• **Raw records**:
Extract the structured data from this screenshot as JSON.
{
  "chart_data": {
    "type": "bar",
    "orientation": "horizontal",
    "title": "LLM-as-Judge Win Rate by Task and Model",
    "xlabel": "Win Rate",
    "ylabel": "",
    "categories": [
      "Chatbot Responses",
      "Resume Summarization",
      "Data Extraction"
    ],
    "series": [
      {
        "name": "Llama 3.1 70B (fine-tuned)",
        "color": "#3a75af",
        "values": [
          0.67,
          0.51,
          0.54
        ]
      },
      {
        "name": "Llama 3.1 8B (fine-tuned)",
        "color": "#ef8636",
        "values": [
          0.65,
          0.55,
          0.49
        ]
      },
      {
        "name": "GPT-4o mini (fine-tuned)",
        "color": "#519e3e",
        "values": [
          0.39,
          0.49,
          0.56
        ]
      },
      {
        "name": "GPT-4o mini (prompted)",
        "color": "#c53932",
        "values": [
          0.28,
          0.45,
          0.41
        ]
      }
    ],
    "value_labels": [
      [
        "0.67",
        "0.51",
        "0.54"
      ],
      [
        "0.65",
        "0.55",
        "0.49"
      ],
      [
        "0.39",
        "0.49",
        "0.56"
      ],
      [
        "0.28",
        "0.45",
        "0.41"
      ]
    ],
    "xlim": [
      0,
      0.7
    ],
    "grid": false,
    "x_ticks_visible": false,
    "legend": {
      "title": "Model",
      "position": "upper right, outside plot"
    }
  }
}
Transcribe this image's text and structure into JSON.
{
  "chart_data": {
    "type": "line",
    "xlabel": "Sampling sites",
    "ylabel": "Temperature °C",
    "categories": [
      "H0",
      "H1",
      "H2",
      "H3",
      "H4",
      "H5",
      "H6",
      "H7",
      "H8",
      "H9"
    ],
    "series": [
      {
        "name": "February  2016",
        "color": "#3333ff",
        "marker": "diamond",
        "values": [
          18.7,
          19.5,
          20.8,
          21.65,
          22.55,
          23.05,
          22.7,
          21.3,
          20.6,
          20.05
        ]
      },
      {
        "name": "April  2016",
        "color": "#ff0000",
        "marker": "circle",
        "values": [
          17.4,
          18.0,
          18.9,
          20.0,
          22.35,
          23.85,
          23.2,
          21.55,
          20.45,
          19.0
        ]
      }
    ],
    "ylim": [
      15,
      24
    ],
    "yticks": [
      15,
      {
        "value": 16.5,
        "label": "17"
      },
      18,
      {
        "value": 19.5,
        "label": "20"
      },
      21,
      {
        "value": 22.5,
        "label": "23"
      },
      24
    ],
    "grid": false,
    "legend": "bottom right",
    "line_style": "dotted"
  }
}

• **GIVEN PROBLEM**:
Copy out each line of the records that holds the string "fine".

• **CORRECT RESPONSE**:
        "name": "Llama 3.1 70B (fine-tuned)",
        "name": "Llama 3.1 8B (fine-tuned)",
        "name": "GPT-4o mini (fine-tuned)",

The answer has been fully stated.